Records supplied:
┌──

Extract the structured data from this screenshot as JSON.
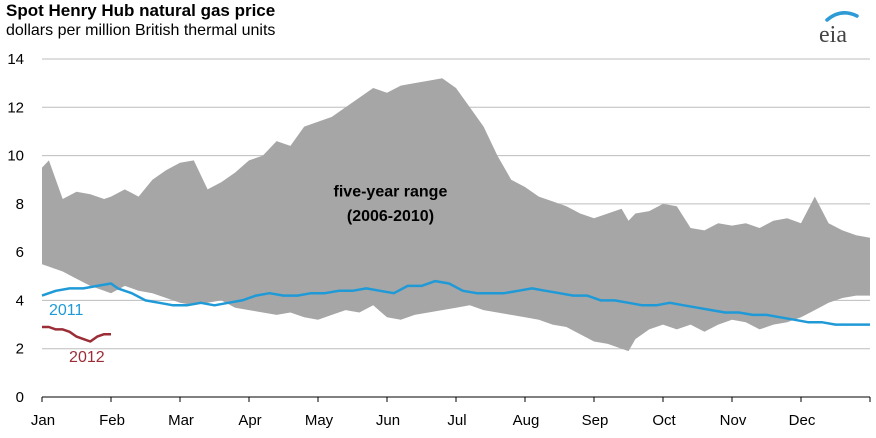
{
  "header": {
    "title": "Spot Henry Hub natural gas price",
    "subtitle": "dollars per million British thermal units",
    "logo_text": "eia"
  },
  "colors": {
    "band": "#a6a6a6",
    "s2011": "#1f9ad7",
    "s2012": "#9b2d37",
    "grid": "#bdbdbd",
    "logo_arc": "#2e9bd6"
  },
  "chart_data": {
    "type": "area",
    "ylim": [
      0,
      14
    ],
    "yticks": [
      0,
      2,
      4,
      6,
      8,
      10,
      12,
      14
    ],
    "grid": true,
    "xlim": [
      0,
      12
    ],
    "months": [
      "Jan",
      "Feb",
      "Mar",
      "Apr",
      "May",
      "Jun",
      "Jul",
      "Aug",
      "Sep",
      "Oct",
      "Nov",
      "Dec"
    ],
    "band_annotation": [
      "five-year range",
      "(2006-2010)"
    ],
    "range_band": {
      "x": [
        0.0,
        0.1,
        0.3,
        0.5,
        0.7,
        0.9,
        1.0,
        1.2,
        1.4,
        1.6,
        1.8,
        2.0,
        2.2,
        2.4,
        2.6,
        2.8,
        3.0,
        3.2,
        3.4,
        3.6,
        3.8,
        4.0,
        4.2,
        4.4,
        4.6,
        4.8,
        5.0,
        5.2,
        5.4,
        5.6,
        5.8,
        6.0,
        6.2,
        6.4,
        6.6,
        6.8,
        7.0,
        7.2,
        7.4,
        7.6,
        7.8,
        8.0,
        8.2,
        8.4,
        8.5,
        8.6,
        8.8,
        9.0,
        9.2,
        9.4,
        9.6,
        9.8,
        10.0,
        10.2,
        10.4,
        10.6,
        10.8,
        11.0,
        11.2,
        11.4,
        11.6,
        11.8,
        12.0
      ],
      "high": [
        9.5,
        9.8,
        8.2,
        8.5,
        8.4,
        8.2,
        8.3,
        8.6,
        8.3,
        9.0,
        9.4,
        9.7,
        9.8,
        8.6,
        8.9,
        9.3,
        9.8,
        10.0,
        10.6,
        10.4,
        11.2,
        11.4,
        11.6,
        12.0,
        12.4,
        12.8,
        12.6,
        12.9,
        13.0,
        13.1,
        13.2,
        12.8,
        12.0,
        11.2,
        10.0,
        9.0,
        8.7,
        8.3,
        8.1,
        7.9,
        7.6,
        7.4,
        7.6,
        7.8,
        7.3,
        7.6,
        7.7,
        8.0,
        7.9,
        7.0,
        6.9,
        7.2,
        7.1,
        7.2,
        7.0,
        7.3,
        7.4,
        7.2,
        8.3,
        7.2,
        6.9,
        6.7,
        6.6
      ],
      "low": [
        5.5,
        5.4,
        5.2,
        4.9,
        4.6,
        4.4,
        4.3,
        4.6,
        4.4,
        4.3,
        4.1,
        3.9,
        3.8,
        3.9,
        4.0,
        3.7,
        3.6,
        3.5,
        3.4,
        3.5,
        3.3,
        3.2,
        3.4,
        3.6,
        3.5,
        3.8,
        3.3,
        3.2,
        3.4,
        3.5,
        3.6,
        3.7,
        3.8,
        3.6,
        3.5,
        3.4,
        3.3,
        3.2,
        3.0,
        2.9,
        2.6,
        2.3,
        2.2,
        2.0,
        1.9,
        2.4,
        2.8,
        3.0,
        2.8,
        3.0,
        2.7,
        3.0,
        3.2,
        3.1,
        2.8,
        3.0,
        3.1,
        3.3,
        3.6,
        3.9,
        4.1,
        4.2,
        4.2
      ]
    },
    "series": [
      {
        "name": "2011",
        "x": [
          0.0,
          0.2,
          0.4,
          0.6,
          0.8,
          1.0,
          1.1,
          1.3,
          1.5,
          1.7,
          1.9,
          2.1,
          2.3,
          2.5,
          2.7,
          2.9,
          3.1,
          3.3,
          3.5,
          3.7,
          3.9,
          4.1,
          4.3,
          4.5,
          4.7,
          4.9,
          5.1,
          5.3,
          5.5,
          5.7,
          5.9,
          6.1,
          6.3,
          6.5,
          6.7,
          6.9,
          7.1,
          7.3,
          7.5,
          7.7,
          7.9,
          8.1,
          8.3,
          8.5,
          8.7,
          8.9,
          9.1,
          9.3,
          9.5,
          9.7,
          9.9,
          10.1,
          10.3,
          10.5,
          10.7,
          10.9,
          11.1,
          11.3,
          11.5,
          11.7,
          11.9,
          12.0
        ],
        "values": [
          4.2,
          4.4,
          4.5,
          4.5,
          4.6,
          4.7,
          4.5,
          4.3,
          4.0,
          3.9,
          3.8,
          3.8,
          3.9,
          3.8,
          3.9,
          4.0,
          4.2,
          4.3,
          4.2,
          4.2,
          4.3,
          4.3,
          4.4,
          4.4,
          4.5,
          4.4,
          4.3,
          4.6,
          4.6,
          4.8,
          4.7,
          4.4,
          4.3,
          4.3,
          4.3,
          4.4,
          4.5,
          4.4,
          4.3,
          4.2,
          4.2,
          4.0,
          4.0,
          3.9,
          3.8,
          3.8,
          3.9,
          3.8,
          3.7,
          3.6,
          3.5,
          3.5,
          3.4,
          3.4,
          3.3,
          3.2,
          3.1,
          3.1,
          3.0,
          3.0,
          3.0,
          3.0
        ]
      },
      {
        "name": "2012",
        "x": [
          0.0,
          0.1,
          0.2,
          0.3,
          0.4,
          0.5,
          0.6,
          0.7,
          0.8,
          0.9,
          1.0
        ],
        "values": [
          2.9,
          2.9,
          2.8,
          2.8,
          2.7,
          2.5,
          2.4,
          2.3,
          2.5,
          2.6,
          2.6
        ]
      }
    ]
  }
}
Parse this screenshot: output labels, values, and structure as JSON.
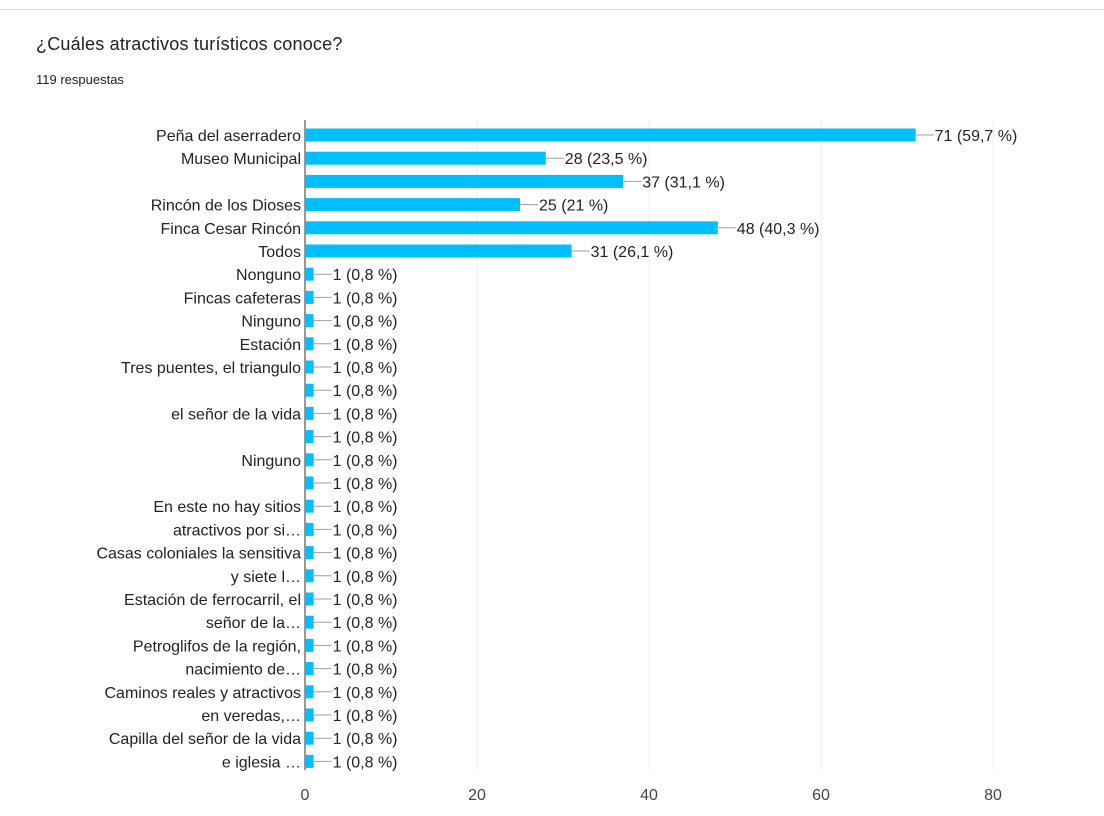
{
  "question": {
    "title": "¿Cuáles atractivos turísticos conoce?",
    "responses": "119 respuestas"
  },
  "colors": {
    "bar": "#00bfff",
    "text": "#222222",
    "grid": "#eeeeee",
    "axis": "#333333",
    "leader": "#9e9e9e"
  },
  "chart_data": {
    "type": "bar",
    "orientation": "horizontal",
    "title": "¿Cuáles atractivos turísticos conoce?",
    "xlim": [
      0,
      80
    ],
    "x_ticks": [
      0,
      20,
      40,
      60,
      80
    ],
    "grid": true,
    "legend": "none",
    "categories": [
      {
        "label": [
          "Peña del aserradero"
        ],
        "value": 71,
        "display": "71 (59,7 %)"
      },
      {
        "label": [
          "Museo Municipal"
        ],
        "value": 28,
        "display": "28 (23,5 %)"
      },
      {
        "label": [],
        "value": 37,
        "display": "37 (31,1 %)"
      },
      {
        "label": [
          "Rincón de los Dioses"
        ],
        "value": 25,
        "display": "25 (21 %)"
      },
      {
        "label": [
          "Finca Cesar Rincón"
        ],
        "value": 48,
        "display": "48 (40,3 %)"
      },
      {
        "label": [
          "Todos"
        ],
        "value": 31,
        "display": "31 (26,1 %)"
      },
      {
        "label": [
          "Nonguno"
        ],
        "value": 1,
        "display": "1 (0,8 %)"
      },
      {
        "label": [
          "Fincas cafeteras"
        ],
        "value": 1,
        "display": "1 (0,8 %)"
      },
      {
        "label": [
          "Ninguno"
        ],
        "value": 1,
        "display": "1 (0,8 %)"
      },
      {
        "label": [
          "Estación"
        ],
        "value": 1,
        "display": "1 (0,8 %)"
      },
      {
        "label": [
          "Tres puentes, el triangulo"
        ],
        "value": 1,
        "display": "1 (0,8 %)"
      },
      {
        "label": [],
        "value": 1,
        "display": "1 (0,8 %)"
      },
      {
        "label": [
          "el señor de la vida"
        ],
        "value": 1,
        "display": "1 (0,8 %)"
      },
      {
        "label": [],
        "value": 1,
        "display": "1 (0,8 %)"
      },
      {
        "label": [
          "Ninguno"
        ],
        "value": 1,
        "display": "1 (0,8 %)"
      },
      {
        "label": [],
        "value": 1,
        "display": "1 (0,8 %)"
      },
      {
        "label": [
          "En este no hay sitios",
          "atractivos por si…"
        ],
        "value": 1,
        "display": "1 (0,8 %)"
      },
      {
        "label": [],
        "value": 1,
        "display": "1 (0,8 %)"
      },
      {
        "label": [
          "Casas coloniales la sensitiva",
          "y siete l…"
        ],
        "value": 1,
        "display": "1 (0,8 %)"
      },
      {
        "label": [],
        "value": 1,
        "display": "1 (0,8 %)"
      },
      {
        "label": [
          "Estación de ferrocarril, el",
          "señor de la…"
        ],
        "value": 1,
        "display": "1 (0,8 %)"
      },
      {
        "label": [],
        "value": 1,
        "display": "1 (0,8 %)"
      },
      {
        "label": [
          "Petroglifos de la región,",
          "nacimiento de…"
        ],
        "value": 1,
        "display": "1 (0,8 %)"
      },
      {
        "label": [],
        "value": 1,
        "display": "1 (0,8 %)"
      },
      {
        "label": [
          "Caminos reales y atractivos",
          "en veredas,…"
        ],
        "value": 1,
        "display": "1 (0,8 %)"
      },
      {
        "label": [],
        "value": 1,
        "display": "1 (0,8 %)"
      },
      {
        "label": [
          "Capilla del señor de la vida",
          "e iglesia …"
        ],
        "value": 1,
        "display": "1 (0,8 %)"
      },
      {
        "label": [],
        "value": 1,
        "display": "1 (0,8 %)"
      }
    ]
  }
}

└──

Copy out every line of the data that includes the word "grid".

    "grid": "#bdbdbd",
    "grid": true,
    "grid": "#eeeeee",
    "grid": true,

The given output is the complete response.